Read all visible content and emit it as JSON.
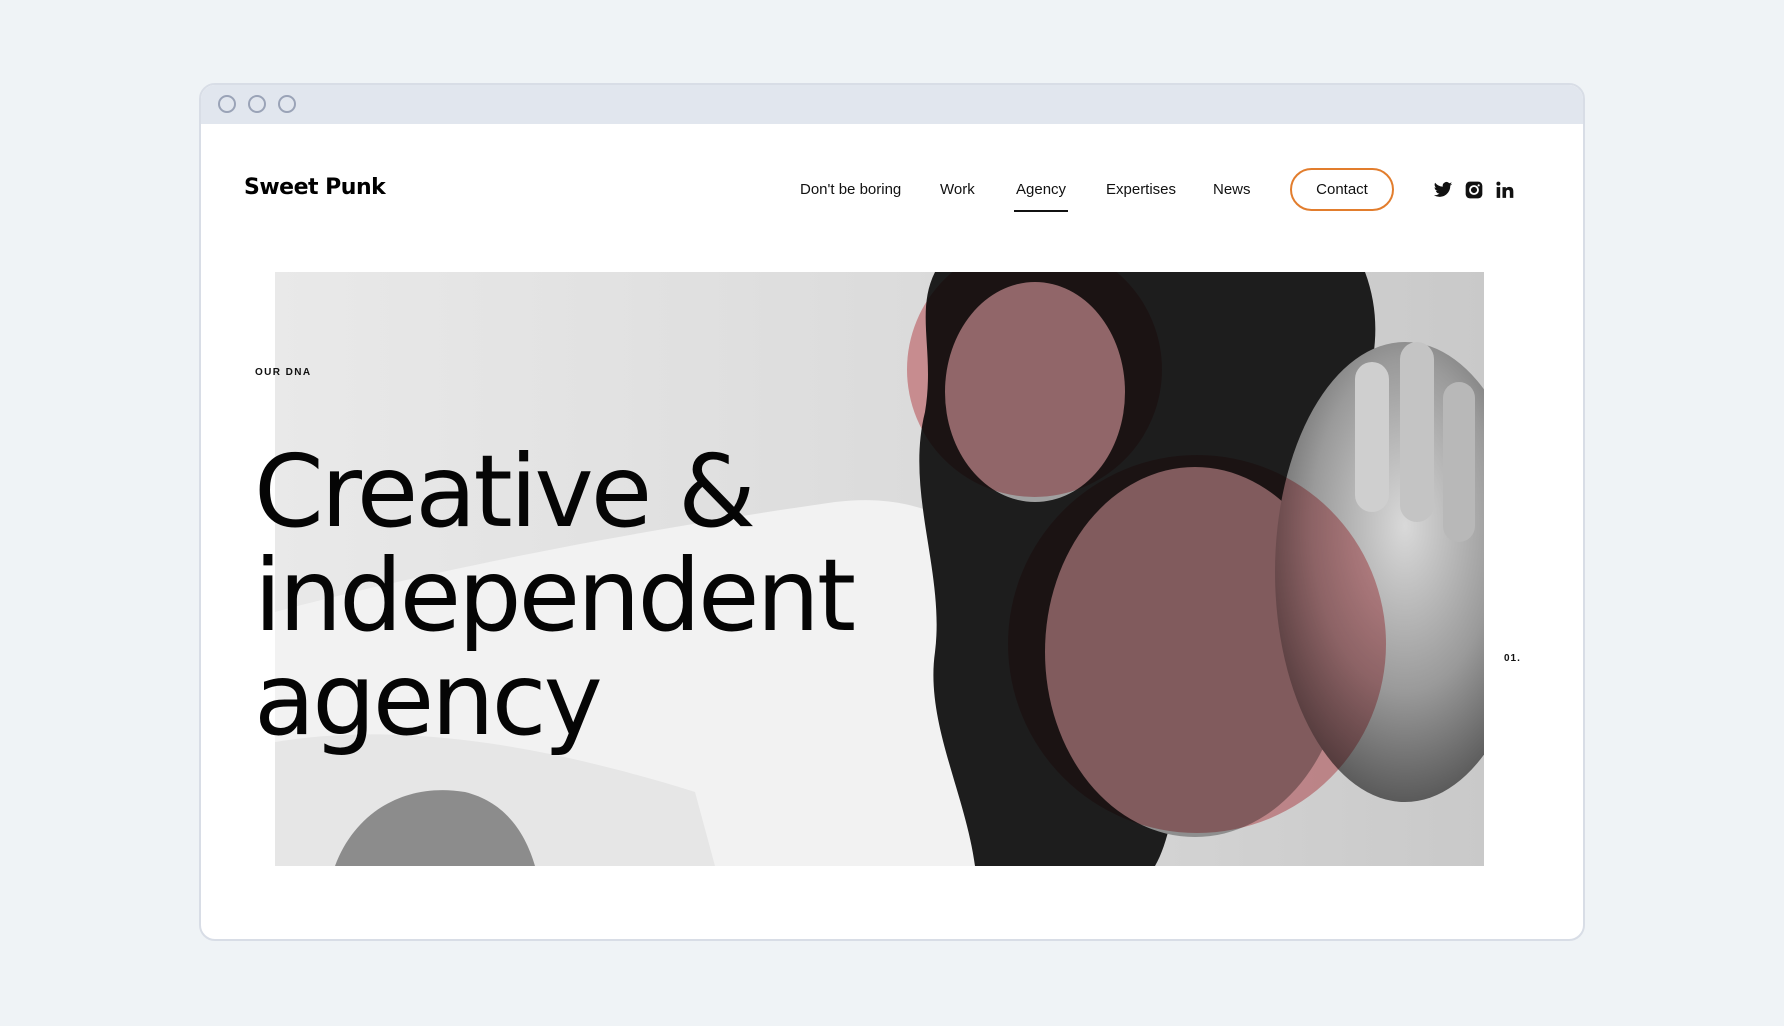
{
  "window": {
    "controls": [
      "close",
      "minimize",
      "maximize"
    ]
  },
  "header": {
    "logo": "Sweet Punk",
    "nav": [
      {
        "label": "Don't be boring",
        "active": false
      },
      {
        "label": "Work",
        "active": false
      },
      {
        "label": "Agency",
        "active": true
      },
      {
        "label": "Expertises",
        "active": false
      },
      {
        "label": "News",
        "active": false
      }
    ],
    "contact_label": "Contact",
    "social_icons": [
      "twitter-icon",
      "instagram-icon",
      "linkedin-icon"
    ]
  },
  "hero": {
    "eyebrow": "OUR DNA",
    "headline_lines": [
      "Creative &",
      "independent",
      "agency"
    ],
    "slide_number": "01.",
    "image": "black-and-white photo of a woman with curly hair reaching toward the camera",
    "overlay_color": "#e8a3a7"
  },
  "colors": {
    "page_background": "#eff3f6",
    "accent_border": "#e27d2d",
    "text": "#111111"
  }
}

===

Images in the records should not be copied. Repeat all the rest exactly.

**OUTPUT FOR THIS EXERCISE:**
Read all visible content and emit it as JSON.
{
  "window": {
    "controls": [
      "close",
      "minimize",
      "maximize"
    ]
  },
  "header": {
    "logo": "Sweet Punk",
    "nav": [
      {
        "label": "Don't be boring",
        "active": false
      },
      {
        "label": "Work",
        "active": false
      },
      {
        "label": "Agency",
        "active": true
      },
      {
        "label": "Expertises",
        "active": false
      },
      {
        "label": "News",
        "active": false
      }
    ],
    "contact_label": "Contact",
    "social_icons": [
      "twitter-icon",
      "instagram-icon",
      "linkedin-icon"
    ]
  },
  "hero": {
    "eyebrow": "OUR DNA",
    "headline_lines": [
      "Creative &",
      "independent",
      "agency"
    ],
    "slide_number": "01.",
    "image": "black-and-white photo of a woman with curly hair reaching toward the camera",
    "overlay_color": "#e8a3a7"
  },
  "colors": {
    "page_background": "#eff3f6",
    "accent_border": "#e27d2d",
    "text": "#111111"
  }
}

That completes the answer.